Gather, from the data below, each line in which the word "当届辅导员" occurs.

▸ **Dataset records**
# # # # # # #
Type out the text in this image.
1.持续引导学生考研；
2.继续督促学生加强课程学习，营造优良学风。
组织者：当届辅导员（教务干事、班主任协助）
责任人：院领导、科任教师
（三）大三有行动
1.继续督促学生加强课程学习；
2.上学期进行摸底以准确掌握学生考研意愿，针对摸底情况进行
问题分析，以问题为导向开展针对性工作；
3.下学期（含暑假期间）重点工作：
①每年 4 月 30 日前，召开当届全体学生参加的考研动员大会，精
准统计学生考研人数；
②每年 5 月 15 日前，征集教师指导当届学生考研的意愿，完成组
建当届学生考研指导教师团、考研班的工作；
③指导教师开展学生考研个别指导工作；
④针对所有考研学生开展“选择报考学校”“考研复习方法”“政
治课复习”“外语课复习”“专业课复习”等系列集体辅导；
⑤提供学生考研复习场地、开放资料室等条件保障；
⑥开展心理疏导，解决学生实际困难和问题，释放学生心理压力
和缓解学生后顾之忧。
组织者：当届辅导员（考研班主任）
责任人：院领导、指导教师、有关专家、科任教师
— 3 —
# # # # # # #
▸ **Problem solution**
组织者：当届辅导员（教务干事、班主任协助）
组织者：当届辅导员（考研班主任）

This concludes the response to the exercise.